Figure content listings:
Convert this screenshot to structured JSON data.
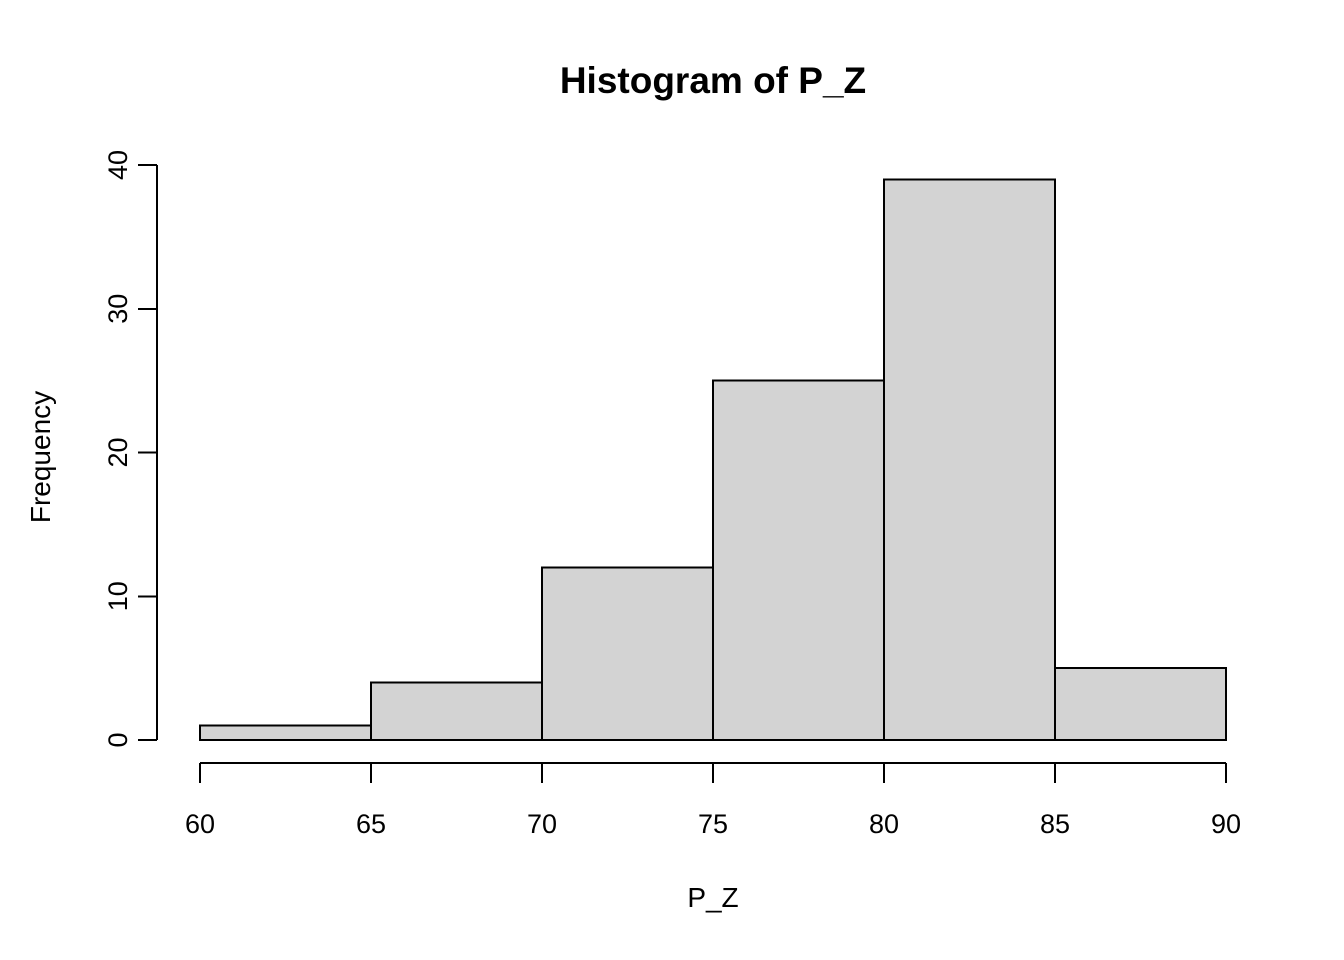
{
  "chart_data": {
    "type": "bar",
    "subtype": "histogram",
    "title": "Histogram of P_Z",
    "xlabel": "P_Z",
    "ylabel": "Frequency",
    "breaks": [
      60,
      65,
      70,
      75,
      80,
      85,
      90
    ],
    "counts": [
      1,
      4,
      12,
      25,
      39,
      5
    ],
    "xlim": [
      60,
      90
    ],
    "ylim": [
      0,
      40
    ],
    "x_ticks": [
      60,
      65,
      70,
      75,
      80,
      85,
      90
    ],
    "y_ticks": [
      0,
      10,
      20,
      30,
      40
    ],
    "grid": "off",
    "legend": "none",
    "colors": {
      "bar_fill": "#d3d3d3",
      "bar_stroke": "#000000",
      "axis": "#000000",
      "text": "#000000",
      "background": "#ffffff"
    }
  }
}
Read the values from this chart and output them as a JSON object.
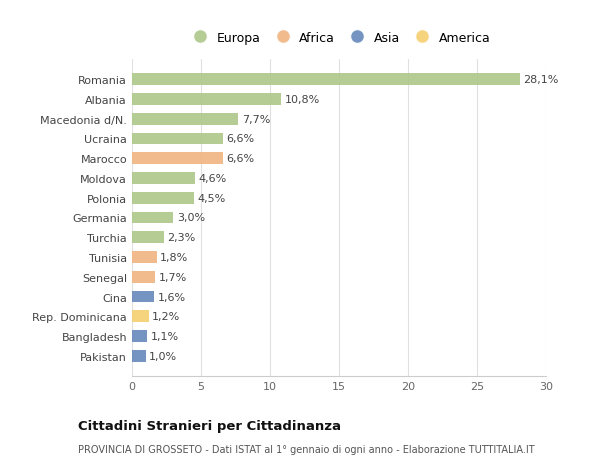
{
  "categories": [
    "Romania",
    "Albania",
    "Macedonia d/N.",
    "Ucraina",
    "Marocco",
    "Moldova",
    "Polonia",
    "Germania",
    "Turchia",
    "Tunisia",
    "Senegal",
    "Cina",
    "Rep. Dominicana",
    "Bangladesh",
    "Pakistan"
  ],
  "values": [
    28.1,
    10.8,
    7.7,
    6.6,
    6.6,
    4.6,
    4.5,
    3.0,
    2.3,
    1.8,
    1.7,
    1.6,
    1.2,
    1.1,
    1.0
  ],
  "labels": [
    "28,1%",
    "10,8%",
    "7,7%",
    "6,6%",
    "6,6%",
    "4,6%",
    "4,5%",
    "3,0%",
    "2,3%",
    "1,8%",
    "1,7%",
    "1,6%",
    "1,2%",
    "1,1%",
    "1,0%"
  ],
  "continents": [
    "Europa",
    "Europa",
    "Europa",
    "Europa",
    "Africa",
    "Europa",
    "Europa",
    "Europa",
    "Europa",
    "Africa",
    "Africa",
    "Asia",
    "America",
    "Asia",
    "Asia"
  ],
  "colors": {
    "Europa": "#adc78a",
    "Africa": "#f0b482",
    "Asia": "#6688bb",
    "America": "#f5d070"
  },
  "title": "Cittadini Stranieri per Cittadinanza",
  "subtitle": "PROVINCIA DI GROSSETO - Dati ISTAT al 1° gennaio di ogni anno - Elaborazione TUTTITALIA.IT",
  "xlim": [
    0,
    30
  ],
  "xticks": [
    0,
    5,
    10,
    15,
    20,
    25,
    30
  ],
  "background_color": "#ffffff",
  "grid_color": "#e0e0e0",
  "bar_height": 0.6
}
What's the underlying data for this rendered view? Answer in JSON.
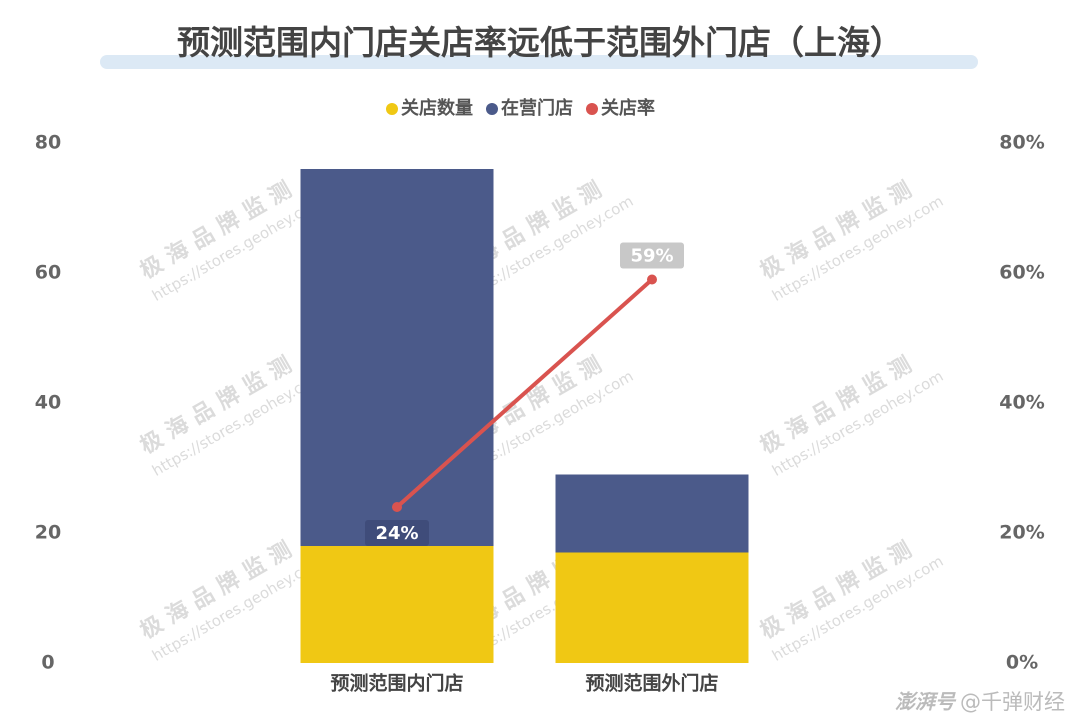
{
  "chart_data": {
    "type": "bar",
    "title": "预测范围内门店关店率远低于范围外门店（上海）",
    "categories": [
      "预测范围内门店",
      "预测范围外门店"
    ],
    "series": [
      {
        "name": "关店数量",
        "color": "#f0c814",
        "values": [
          18,
          17
        ]
      },
      {
        "name": "在营门店",
        "color": "#4b5a8a",
        "values": [
          58,
          12
        ]
      },
      {
        "name": "关店率",
        "color": "#d9534f",
        "type": "line",
        "axis": "y2",
        "values": [
          24,
          59
        ],
        "value_labels": [
          "24%",
          "59%"
        ]
      }
    ],
    "ylim": [
      0,
      80
    ],
    "yticks": [
      0,
      20,
      40,
      60,
      80
    ],
    "y2lim": [
      0,
      80
    ],
    "y2ticks": [
      {
        "value": 0,
        "label": "0%"
      },
      {
        "value": 20,
        "label": "20%"
      },
      {
        "value": 40,
        "label": "40%"
      },
      {
        "value": 60,
        "label": "60%"
      },
      {
        "value": 80,
        "label": "80%"
      }
    ],
    "legend": "top",
    "watermark": [
      "极 海 品 牌 监 测",
      "https://stores.geohey.com"
    ],
    "source_logo": "澎湃号",
    "source": "@千弹财经"
  }
}
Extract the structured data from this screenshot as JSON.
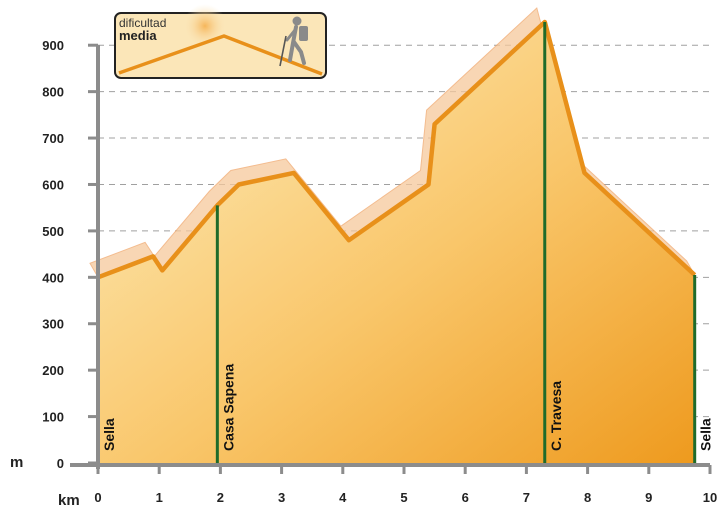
{
  "chart_data": {
    "type": "area",
    "title": "",
    "xlabel": "km",
    "ylabel": "m",
    "xlim": [
      0,
      10
    ],
    "ylim": [
      0,
      950
    ],
    "grid": true,
    "x_ticks": [
      0,
      1,
      2,
      3,
      4,
      5,
      6,
      7,
      8,
      9,
      10
    ],
    "y_ticks": [
      0,
      100,
      200,
      300,
      400,
      500,
      600,
      700,
      800,
      900
    ],
    "series": [
      {
        "x": [
          0,
          0.9,
          1.05,
          1.95,
          2.3,
          3.2,
          4.1,
          5.4,
          5.5,
          7.3,
          7.95,
          9.75
        ],
        "y": [
          400,
          445,
          415,
          555,
          600,
          625,
          480,
          600,
          730,
          950,
          625,
          405
        ]
      }
    ],
    "waypoints": [
      {
        "label": "Sella",
        "x": 0,
        "y": 400
      },
      {
        "label": "Casa Sapena",
        "x": 1.95,
        "y": 555
      },
      {
        "label": "C. Travesa",
        "x": 7.3,
        "y": 950
      },
      {
        "label": "Sella",
        "x": 9.75,
        "y": 405
      }
    ],
    "colors": {
      "line": "#e8901a",
      "fill_light": "#fde9b0",
      "fill_dark": "#ee9a1e",
      "marker": "#1f6b2a",
      "grid": "#9a9a9a"
    }
  },
  "badge": {
    "line1": "dificultad",
    "line2": "media",
    "icon": "hiker-icon"
  }
}
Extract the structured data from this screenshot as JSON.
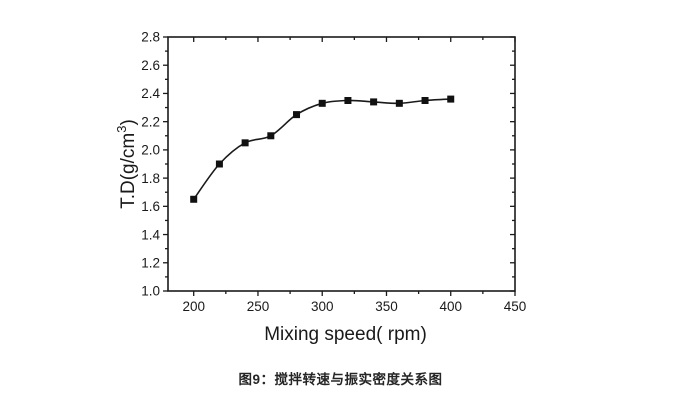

WHAT TO PRODUCE: Copy everything in the records above except the pictures, exactly as written.

ANSWER TO THE EXERCISE:
Convert this screenshot to structured JSON data.
{
  "chart_data": {
    "type": "bar",
    "subtype": "histogram",
    "title": "Histogram of P_Z",
    "xlabel": "P_Z",
    "ylabel": "Frequency",
    "breaks": [
      60,
      65,
      70,
      75,
      80,
      85,
      90
    ],
    "counts": [
      1,
      4,
      12,
      25,
      39,
      5
    ],
    "xlim": [
      60,
      90
    ],
    "ylim": [
      0,
      40
    ],
    "x_ticks": [
      60,
      65,
      70,
      75,
      80,
      85,
      90
    ],
    "y_ticks": [
      0,
      10,
      20,
      30,
      40
    ],
    "grid": "off",
    "legend": "none",
    "colors": {
      "bar_fill": "#d3d3d3",
      "bar_stroke": "#000000",
      "axis": "#000000",
      "text": "#000000",
      "background": "#ffffff"
    }
  }
}
Read the values from this chart and output them as a JSON object.
{
  "categories": [
    "Romania",
    "Albania",
    "Macedonia d/N.",
    "Ucraina",
    "Marocco",
    "Moldova",
    "Polonia",
    "Germania",
    "Turchia",
    "Tunisia",
    "Senegal",
    "Cina",
    "Rep. Dominicana",
    "Bangladesh",
    "Pakistan"
  ],
  "values": [
    28.1,
    10.8,
    7.7,
    6.6,
    6.6,
    4.6,
    4.5,
    3.0,
    2.3,
    1.8,
    1.7,
    1.6,
    1.2,
    1.1,
    1.0
  ],
  "labels": [
    "28,1%",
    "10,8%",
    "7,7%",
    "6,6%",
    "6,6%",
    "4,6%",
    "4,5%",
    "3,0%",
    "2,3%",
    "1,8%",
    "1,7%",
    "1,6%",
    "1,2%",
    "1,1%",
    "1,0%"
  ],
  "continents": [
    "Europa",
    "Europa",
    "Europa",
    "Europa",
    "Africa",
    "Europa",
    "Europa",
    "Europa",
    "Europa",
    "Africa",
    "Africa",
    "Asia",
    "America",
    "Asia",
    "Asia"
  ],
  "colors": {
    "Europa": "#adc78a",
    "Africa": "#f0b482",
    "Asia": "#6688bb",
    "America": "#f5d070"
  },
  "title": "Cittadini Stranieri per Cittadinanza",
  "subtitle": "PROVINCIA DI GROSSETO - Dati ISTAT al 1° gennaio di ogni anno - Elaborazione TUTTITALIA.IT",
  "xlim": [
    0,
    30
  ],
  "xticks": [
    0,
    5,
    10,
    15,
    20,
    25,
    30
  ],
  "background_color": "#ffffff",
  "grid_color": "#e0e0e0",
  "bar_height": 0.6
}
What's the underlying data for this rendered view? Answer in JSON.
{
  "chart_data": {
    "type": "bar",
    "title": "预测范围内门店关店率远低于范围外门店（上海）",
    "categories": [
      "预测范围内门店",
      "预测范围外门店"
    ],
    "series": [
      {
        "name": "关店数量",
        "color": "#f0c814",
        "values": [
          18,
          17
        ]
      },
      {
        "name": "在营门店",
        "color": "#4b5a8a",
        "values": [
          58,
          12
        ]
      },
      {
        "name": "关店率",
        "color": "#d9534f",
        "type": "line",
        "axis": "y2",
        "values": [
          24,
          59
        ],
        "value_labels": [
          "24%",
          "59%"
        ]
      }
    ],
    "ylim": [
      0,
      80
    ],
    "yticks": [
      0,
      20,
      40,
      60,
      80
    ],
    "y2lim": [
      0,
      80
    ],
    "y2ticks": [
      {
        "value": 0,
        "label": "0%"
      },
      {
        "value": 20,
        "label": "20%"
      },
      {
        "value": 40,
        "label": "40%"
      },
      {
        "value": 60,
        "label": "60%"
      },
      {
        "value": 80,
        "label": "80%"
      }
    ],
    "legend": "top",
    "watermark": [
      "极 海 品 牌 监 测",
      "https://stores.geohey.com"
    ],
    "source_logo": "澎湃号",
    "source": "@千弹财经"
  }
}
Extract the structured data from this screenshot as JSON.
{
  "chart_data": {
    "type": "area",
    "title": "",
    "xlabel": "km",
    "ylabel": "m",
    "xlim": [
      0,
      10
    ],
    "ylim": [
      0,
      950
    ],
    "grid": true,
    "x_ticks": [
      0,
      1,
      2,
      3,
      4,
      5,
      6,
      7,
      8,
      9,
      10
    ],
    "y_ticks": [
      0,
      100,
      200,
      300,
      400,
      500,
      600,
      700,
      800,
      900
    ],
    "series": [
      {
        "x": [
          0,
          0.9,
          1.05,
          1.95,
          2.3,
          3.2,
          4.1,
          5.4,
          5.5,
          7.3,
          7.95,
          9.75
        ],
        "y": [
          400,
          445,
          415,
          555,
          600,
          625,
          480,
          600,
          730,
          950,
          625,
          405
        ]
      }
    ],
    "waypoints": [
      {
        "label": "Sella",
        "x": 0,
        "y": 400
      },
      {
        "label": "Casa Sapena",
        "x": 1.95,
        "y": 555
      },
      {
        "label": "C. Travesa",
        "x": 7.3,
        "y": 950
      },
      {
        "label": "Sella",
        "x": 9.75,
        "y": 405
      }
    ],
    "colors": {
      "line": "#e8901a",
      "fill_light": "#fde9b0",
      "fill_dark": "#ee9a1e",
      "marker": "#1f6b2a",
      "grid": "#9a9a9a"
    }
  },
  "badge": {
    "line1": "dificultad",
    "line2": "media",
    "icon": "hiker-icon"
  }
}
Extract the structured data from this screenshot as JSON.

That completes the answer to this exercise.